### Your goal:
Each line below either holds the string "carrier" or doesn't. Count those that do and give only the number.

### Material:
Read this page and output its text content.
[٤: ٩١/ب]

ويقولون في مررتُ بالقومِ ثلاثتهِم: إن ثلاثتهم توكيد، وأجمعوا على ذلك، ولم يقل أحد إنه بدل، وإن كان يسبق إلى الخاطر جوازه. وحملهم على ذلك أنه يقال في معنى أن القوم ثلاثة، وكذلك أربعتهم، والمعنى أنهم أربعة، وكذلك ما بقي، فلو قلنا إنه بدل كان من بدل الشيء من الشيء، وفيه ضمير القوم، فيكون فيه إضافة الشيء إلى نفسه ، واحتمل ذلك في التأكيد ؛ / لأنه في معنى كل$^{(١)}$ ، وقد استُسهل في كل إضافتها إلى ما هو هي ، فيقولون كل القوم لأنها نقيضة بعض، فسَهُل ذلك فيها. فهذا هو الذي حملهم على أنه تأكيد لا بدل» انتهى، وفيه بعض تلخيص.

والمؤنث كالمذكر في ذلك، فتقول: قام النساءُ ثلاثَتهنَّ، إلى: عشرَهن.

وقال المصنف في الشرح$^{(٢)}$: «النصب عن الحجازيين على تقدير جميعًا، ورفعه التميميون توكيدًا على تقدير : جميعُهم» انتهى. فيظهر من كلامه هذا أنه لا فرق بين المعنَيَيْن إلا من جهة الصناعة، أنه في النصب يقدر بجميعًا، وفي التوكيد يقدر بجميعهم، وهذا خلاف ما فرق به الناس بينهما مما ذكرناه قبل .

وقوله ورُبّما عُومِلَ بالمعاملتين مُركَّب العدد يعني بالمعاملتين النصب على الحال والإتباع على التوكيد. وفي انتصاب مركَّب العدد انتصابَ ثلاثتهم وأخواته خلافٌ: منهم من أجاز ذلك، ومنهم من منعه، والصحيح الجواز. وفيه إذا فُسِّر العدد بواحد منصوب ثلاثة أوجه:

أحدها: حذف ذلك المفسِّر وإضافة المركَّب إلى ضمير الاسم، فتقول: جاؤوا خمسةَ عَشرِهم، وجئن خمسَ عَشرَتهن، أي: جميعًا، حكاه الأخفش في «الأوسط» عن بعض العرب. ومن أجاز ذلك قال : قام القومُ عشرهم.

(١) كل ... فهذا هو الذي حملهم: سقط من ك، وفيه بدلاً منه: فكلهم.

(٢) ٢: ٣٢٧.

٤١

...

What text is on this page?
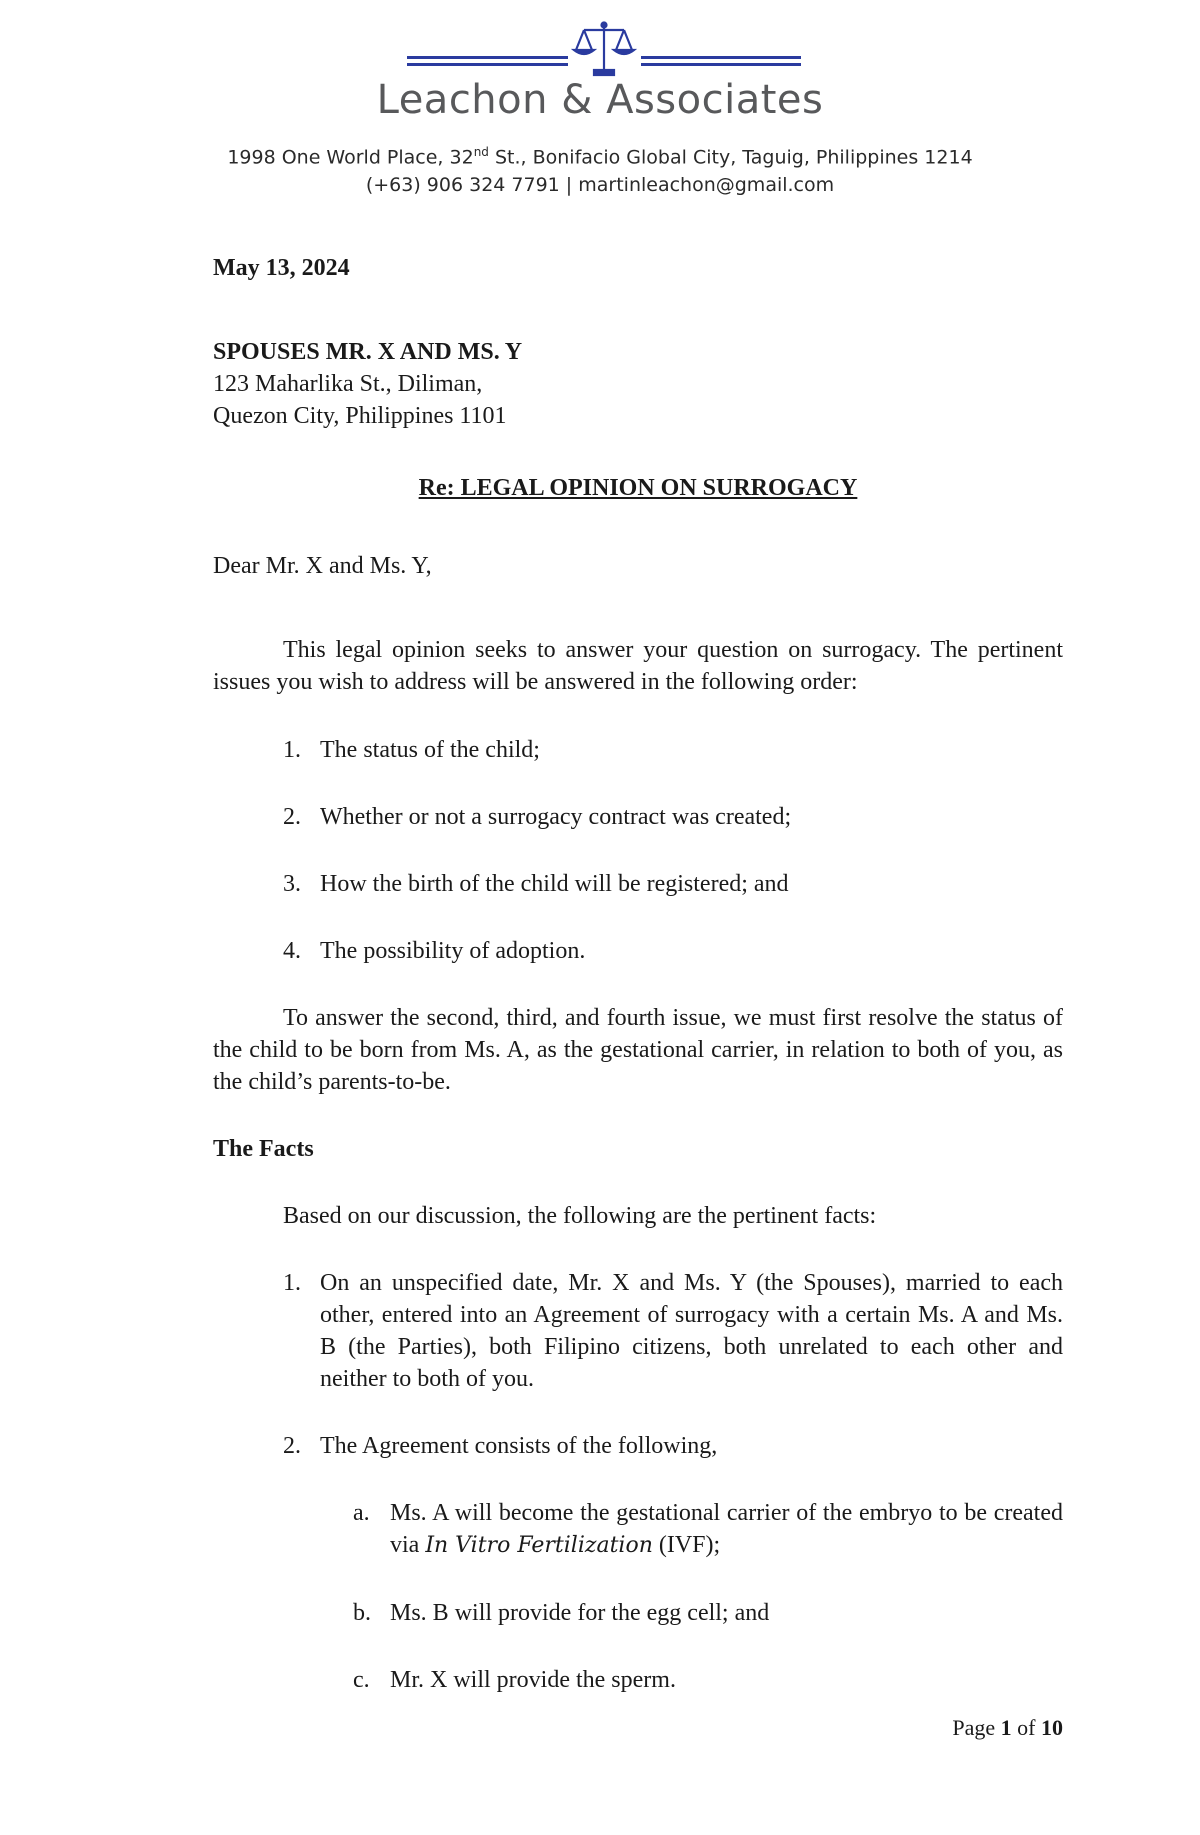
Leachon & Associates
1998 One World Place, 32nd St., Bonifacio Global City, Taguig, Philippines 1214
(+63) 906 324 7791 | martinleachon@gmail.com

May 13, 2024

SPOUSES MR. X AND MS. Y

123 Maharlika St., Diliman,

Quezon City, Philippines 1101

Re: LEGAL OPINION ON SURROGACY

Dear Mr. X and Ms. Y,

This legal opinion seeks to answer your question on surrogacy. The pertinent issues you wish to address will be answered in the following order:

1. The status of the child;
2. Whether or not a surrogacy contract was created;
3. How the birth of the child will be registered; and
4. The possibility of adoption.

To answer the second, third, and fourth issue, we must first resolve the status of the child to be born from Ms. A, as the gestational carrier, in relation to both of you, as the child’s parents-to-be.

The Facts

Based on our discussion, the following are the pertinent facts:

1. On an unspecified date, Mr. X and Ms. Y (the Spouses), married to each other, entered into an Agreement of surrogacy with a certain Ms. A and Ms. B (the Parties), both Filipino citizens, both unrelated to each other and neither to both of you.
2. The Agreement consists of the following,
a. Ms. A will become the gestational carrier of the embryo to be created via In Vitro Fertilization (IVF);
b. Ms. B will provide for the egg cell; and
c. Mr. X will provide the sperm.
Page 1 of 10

### Problem solution:
2